Records excerpted from a collection:
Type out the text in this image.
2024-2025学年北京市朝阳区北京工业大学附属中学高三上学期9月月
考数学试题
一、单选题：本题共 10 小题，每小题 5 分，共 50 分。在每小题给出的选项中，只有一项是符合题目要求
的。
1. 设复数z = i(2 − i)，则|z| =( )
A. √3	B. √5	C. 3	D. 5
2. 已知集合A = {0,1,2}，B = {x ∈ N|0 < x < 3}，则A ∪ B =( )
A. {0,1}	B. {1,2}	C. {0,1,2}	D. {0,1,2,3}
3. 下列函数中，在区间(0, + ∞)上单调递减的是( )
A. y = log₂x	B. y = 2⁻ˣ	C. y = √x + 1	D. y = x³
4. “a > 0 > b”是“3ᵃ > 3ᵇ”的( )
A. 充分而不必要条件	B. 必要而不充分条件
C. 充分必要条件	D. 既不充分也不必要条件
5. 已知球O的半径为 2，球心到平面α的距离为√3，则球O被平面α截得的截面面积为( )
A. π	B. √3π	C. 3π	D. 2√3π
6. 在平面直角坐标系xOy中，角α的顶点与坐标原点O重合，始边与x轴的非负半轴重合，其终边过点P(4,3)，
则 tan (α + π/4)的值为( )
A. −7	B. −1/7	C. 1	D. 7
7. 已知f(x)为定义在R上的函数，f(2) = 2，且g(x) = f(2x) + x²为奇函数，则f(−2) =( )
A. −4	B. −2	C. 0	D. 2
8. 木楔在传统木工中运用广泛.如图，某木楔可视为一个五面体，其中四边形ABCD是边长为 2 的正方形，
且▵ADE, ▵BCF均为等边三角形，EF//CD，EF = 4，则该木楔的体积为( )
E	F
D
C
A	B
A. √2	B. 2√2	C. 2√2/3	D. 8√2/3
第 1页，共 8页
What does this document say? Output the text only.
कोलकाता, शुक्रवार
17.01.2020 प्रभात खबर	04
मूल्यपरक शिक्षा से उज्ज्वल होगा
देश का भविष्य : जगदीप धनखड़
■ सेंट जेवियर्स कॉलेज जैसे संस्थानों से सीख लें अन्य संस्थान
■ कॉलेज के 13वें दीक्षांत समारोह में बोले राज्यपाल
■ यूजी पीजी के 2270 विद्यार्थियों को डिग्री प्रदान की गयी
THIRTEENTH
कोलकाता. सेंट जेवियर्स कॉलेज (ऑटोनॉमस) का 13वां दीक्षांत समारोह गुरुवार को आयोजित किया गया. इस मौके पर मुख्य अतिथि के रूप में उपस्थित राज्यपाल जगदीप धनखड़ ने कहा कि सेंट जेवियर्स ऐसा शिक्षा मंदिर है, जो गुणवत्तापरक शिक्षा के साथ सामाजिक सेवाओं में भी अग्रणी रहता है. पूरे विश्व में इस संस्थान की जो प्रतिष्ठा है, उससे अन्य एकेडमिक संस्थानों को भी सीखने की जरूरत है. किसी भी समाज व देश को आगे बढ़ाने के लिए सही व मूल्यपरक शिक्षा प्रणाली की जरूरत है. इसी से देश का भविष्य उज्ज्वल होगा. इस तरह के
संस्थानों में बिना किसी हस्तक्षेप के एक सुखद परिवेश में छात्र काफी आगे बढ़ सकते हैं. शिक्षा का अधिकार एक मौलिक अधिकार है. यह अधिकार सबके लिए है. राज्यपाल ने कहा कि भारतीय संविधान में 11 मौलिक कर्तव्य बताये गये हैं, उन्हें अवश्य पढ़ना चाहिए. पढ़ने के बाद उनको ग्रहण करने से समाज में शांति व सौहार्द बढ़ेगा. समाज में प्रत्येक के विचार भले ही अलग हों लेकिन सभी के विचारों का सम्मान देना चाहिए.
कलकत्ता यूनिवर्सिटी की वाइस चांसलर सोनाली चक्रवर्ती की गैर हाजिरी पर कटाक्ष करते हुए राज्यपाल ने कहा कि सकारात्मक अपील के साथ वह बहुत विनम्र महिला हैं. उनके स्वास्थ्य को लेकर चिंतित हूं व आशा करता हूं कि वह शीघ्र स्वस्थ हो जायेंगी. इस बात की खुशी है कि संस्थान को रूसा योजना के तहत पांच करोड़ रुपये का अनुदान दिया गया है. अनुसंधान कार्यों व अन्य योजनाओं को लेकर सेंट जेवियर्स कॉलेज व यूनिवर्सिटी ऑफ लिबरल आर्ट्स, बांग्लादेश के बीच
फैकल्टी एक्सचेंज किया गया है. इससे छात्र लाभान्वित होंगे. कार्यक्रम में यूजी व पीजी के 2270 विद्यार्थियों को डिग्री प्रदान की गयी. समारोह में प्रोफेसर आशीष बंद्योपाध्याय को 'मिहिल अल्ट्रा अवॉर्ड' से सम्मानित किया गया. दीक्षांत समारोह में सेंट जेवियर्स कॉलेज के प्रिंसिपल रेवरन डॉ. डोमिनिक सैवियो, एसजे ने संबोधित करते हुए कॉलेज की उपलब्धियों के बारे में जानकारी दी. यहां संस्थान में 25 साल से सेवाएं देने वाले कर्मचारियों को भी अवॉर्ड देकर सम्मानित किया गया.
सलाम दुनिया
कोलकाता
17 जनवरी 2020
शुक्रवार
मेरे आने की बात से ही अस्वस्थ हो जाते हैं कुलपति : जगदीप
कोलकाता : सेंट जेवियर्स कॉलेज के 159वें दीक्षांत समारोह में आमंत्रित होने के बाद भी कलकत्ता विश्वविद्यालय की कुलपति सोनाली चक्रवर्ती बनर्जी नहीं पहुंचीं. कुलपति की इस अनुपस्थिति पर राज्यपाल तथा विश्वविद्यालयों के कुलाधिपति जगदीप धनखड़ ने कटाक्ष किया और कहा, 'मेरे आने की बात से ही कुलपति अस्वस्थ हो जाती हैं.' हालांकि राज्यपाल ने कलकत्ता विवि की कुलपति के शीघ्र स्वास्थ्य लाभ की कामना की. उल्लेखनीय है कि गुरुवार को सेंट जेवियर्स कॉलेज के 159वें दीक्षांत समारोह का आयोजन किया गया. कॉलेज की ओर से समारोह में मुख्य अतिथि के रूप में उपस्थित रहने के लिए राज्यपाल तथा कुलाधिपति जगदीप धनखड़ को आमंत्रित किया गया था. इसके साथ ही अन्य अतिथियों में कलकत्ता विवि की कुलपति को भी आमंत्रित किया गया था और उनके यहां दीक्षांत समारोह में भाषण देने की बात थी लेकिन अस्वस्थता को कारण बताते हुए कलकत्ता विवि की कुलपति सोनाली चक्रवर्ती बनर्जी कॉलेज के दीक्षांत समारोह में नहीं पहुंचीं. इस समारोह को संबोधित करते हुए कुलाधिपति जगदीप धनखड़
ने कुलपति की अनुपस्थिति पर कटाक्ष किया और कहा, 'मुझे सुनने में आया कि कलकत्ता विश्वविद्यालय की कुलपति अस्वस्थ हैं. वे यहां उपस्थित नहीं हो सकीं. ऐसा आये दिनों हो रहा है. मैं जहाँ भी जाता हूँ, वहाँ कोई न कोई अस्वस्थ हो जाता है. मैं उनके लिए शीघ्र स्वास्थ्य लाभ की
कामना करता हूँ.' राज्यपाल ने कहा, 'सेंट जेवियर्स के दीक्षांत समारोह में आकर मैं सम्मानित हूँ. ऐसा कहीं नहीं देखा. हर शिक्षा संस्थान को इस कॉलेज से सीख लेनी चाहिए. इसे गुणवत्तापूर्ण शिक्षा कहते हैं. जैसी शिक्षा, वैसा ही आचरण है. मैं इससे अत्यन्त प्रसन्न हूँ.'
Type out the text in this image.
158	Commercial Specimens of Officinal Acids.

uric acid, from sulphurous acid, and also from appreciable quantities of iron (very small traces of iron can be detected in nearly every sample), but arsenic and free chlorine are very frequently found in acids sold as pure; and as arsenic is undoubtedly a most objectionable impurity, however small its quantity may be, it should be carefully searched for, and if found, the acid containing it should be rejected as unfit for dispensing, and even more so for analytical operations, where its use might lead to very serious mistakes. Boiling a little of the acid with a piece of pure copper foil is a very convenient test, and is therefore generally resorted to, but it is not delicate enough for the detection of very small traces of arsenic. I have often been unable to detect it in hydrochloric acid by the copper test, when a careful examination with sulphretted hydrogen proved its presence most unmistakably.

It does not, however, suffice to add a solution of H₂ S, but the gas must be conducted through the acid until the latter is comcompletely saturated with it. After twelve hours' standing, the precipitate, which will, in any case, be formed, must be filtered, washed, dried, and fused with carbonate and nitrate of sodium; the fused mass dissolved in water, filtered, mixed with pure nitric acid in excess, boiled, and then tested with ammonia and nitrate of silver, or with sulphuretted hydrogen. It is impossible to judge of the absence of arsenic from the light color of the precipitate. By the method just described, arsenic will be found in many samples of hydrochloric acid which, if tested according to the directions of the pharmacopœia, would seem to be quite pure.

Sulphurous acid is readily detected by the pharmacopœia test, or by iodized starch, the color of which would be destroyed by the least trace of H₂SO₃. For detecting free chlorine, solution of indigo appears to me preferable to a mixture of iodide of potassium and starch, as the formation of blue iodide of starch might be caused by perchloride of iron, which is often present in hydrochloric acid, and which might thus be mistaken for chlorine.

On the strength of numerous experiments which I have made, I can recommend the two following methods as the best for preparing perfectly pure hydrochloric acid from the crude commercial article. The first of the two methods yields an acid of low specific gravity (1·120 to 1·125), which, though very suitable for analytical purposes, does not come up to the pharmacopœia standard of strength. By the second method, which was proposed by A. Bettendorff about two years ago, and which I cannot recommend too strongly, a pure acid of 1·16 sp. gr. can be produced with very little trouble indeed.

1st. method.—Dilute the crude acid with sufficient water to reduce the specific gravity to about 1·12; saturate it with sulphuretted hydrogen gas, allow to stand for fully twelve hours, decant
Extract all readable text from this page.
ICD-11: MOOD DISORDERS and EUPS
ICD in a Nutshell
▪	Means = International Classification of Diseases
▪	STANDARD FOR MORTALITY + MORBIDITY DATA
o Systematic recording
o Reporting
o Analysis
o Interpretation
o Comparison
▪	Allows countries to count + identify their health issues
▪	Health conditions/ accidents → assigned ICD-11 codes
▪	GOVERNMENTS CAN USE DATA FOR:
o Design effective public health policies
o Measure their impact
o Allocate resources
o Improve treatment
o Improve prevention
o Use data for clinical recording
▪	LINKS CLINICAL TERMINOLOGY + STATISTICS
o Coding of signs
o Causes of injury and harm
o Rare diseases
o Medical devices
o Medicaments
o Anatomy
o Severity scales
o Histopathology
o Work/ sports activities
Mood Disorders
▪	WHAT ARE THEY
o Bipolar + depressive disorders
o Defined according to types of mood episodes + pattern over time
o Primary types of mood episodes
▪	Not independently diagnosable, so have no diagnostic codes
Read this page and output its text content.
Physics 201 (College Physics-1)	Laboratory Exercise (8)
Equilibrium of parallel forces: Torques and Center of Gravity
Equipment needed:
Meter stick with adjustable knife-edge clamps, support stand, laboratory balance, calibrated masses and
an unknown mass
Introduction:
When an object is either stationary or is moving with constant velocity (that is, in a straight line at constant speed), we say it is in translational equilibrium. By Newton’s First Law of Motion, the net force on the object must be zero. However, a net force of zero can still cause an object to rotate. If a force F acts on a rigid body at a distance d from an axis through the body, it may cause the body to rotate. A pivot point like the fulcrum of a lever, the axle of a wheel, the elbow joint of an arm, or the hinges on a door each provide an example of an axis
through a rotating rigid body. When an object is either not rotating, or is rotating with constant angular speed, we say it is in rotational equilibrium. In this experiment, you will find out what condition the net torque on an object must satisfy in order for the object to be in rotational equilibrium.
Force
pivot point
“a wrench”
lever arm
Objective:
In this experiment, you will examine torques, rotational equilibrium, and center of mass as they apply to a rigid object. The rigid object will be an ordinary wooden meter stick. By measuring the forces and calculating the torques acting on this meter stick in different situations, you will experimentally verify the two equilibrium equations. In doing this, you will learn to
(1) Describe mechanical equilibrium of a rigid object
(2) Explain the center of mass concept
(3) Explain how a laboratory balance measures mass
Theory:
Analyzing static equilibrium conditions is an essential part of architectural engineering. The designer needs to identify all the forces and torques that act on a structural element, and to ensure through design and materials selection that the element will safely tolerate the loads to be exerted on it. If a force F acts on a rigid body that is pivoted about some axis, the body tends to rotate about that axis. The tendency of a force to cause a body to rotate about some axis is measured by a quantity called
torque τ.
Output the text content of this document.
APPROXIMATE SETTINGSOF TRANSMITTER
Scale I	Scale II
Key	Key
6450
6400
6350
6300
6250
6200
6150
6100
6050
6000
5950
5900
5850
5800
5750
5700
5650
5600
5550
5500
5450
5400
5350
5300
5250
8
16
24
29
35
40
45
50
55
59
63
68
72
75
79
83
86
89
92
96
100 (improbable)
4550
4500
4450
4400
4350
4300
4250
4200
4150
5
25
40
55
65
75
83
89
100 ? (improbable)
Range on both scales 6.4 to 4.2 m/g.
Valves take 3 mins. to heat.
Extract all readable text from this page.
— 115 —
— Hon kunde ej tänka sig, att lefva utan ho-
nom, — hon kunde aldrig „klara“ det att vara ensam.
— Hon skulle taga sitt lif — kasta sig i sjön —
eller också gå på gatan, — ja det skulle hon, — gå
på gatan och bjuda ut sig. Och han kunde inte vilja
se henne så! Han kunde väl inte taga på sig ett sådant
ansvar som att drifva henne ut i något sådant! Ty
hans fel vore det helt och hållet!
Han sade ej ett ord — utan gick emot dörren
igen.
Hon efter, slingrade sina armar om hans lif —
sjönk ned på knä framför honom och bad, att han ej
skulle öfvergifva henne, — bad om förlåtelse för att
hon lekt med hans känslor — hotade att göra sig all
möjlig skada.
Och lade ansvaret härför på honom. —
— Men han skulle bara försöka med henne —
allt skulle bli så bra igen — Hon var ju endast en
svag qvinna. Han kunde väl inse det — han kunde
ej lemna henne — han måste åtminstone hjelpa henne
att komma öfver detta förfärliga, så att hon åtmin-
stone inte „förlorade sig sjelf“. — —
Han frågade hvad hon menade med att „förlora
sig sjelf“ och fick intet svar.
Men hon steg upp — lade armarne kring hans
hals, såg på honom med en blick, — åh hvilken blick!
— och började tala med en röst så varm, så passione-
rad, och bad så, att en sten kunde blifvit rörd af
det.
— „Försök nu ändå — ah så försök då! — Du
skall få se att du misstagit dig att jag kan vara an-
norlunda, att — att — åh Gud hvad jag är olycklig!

● WHAT YOU NEED TO DO:
Gather each line of the records holding the string "specific".

● ANSWER FOR THIS EXERCISE:
On the strength of numerous experiments which I have made, I can recommend the two following methods as the best for preparing perfectly pure hydrochloric acid from the crude commercial article. The first of the two methods yields an acid of low specific gravity (1·120 to 1·125), which, though very suitable for analytical purposes, does not come up to the pharmacopœia standard of strength. By the second method, which was proposed by A. Bettendorff about two years ago, and which I cannot recommend too strongly, a pure acid of 1·16 sp. gr. can be produced with very little trouble indeed.
1st. method.—Dilute the crude acid with sufficient water to reduce the specific gravity to about 1·12; saturate it with sulphuretted hydrogen gas, allow to stand for fully twelve hours, decant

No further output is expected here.